GOAL: The entries below are to be repeated exactly as they stand.

.....

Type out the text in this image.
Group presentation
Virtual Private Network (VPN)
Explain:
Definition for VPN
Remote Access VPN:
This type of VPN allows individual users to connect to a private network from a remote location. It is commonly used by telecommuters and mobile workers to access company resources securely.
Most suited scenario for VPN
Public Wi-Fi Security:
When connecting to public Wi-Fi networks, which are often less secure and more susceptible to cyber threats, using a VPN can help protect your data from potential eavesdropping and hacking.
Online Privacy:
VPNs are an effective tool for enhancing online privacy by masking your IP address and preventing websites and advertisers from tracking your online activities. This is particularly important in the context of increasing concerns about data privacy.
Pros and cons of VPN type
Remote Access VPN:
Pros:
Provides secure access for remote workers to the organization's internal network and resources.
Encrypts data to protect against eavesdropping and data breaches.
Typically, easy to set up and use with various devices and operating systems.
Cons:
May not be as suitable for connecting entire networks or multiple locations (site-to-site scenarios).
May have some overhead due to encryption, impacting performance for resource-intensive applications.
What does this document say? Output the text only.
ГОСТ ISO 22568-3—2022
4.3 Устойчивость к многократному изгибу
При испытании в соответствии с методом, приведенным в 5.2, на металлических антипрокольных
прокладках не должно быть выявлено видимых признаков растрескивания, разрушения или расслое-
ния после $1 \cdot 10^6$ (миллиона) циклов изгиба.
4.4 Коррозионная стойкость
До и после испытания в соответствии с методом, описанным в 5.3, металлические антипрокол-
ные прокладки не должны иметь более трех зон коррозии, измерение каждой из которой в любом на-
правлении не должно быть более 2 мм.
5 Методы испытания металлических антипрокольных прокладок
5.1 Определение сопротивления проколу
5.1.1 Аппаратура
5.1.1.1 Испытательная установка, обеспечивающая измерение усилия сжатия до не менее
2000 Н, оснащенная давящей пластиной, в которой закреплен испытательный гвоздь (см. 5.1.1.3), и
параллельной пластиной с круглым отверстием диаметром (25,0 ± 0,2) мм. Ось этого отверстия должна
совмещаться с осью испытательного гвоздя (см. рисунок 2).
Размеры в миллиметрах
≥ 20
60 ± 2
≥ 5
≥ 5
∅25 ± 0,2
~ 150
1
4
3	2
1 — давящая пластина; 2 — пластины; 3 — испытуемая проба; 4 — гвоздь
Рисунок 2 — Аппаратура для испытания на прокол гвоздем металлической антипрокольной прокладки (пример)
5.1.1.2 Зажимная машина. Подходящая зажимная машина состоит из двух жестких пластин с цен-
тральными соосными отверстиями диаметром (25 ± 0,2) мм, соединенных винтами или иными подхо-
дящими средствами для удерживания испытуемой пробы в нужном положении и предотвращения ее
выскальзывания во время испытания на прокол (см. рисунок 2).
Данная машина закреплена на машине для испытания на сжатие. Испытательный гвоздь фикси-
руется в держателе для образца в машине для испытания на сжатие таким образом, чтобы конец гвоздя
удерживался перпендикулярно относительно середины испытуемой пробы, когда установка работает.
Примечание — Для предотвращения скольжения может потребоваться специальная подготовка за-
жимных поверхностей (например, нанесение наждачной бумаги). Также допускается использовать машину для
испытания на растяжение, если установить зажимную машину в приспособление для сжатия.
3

.....

CORRECT OUTPUT:
Type out the text in this image.
Group presentation
Virtual Private Network (VPN)
Explain:
Definition for VPN
Remote Access VPN:
This type of VPN allows individual users to connect to a private network from a remote location. It is commonly used by telecommuters and mobile workers to access company resources securely.
Most suited scenario for VPN
Public Wi-Fi Security:
When connecting to public Wi-Fi networks, which are often less secure and more susceptible to cyber threats, using a VPN can help protect your data from potential eavesdropping and hacking.
Online Privacy:
VPNs are an effective tool for enhancing online privacy by masking your IP address and preventing websites and advertisers from tracking your online activities. This is particularly important in the context of increasing concerns about data privacy.
Pros and cons of VPN type
Remote Access VPN:
Pros:
Provides secure access for remote workers to the organization's internal network and resources.
Encrypts data to protect against eavesdropping and data breaches.
Typically, easy to set up and use with various devices and operating systems.
Cons:
May not be as suitable for connecting entire networks or multiple locations (site-to-site scenarios).
May have some overhead due to encryption, impacting performance for resource-intensive applications.
What does this document say? Output the text only.
ГОСТ ISO 22568-3—2022
4.3 Устойчивость к многократному изгибу
При испытании в соответствии с методом, приведенным в 5.2, на металлических антипрокольных
прокладках не должно быть выявлено видимых признаков растрескивания, разрушения или расслое-
ния после $1 \cdot 10^6$ (миллиона) циклов изгиба.
4.4 Коррозионная стойкость
До и после испытания в соответствии с методом, описанным в 5.3, металлические антипрокол-
ные прокладки не должны иметь более трех зон коррозии, измерение каждой из которой в любом на-
правлении не должно быть более 2 мм.
5 Методы испытания металлических антипрокольных прокладок
5.1 Определение сопротивления проколу
5.1.1 Аппаратура
5.1.1.1 Испытательная установка, обеспечивающая измерение усилия сжатия до не менее
2000 Н, оснащенная давящей пластиной, в которой закреплен испытательный гвоздь (см. 5.1.1.3), и
параллельной пластиной с круглым отверстием диаметром (25,0 ± 0,2) мм. Ось этого отверстия должна
совмещаться с осью испытательного гвоздя (см. рисунок 2).
Размеры в миллиметрах
≥ 20
60 ± 2
≥ 5
≥ 5
∅25 ± 0,2
~ 150
1
4
3	2
1 — давящая пластина; 2 — пластины; 3 — испытуемая проба; 4 — гвоздь
Рисунок 2 — Аппаратура для испытания на прокол гвоздем металлической антипрокольной прокладки (пример)
5.1.1.2 Зажимная машина. Подходящая зажимная машина состоит из двух жестких пластин с цен-
тральными соосными отверстиями диаметром (25 ± 0,2) мм, соединенных винтами или иными подхо-
дящими средствами для удерживания испытуемой пробы в нужном положении и предотвращения ее
выскальзывания во время испытания на прокол (см. рисунок 2).
Данная машина закреплена на машине для испытания на сжатие. Испытательный гвоздь фикси-
руется в держателе для образца в машине для испытания на сжатие таким образом, чтобы конец гвоздя
удерживался перпендикулярно относительно середины испытуемой пробы, когда установка работает.
Примечание — Для предотвращения скольжения может потребоваться специальная подготовка за-
жимных поверхностей (например, нанесение наждачной бумаги). Также допускается использовать машину для
испытания на растяжение, если установить зажимную машину в приспособление для сжатия.
3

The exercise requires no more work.